*THE TASK:* Check each line of the listing for the string "都是气体", count the lines that have it, and answer with that number only.
↓↓↓
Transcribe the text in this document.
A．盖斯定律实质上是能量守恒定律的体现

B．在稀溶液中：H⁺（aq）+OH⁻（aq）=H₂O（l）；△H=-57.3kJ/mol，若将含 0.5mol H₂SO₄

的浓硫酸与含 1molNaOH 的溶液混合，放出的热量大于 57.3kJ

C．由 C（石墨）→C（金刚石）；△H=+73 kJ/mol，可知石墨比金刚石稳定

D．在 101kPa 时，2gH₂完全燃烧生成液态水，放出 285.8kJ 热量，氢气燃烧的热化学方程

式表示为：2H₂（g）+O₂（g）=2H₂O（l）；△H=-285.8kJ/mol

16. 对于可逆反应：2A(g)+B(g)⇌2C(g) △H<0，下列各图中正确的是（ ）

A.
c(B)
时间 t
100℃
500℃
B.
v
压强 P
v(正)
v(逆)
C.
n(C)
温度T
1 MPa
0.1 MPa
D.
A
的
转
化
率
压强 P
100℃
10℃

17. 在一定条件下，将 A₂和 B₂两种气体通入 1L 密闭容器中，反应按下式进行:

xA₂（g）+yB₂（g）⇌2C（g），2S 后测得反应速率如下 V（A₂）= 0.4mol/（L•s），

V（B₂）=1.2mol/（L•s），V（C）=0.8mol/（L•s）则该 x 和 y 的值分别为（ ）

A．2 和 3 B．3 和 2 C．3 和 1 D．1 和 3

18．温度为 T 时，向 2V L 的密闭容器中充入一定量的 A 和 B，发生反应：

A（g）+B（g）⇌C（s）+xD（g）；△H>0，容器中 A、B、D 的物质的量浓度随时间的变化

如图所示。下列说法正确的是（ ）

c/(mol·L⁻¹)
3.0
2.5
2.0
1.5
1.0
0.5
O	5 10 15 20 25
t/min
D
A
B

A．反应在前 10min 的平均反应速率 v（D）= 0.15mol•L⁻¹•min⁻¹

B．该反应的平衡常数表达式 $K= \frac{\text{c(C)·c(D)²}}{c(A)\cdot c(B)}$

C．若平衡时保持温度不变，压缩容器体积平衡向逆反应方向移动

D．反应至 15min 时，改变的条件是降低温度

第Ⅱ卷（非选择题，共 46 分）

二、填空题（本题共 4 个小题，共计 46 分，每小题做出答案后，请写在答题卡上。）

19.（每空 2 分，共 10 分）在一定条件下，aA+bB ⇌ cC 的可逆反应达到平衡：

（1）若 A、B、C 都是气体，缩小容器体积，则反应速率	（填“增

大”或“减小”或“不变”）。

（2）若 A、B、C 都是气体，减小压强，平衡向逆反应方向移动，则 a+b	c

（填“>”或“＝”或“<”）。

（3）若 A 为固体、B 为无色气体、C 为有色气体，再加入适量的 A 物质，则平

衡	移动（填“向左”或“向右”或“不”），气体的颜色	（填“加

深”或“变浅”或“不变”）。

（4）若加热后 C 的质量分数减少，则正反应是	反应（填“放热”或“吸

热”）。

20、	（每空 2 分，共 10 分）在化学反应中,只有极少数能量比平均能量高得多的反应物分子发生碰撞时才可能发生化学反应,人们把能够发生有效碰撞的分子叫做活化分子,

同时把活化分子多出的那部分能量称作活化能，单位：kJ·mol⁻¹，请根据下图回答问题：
↑↑↑
*WORKED ANSWER:* 2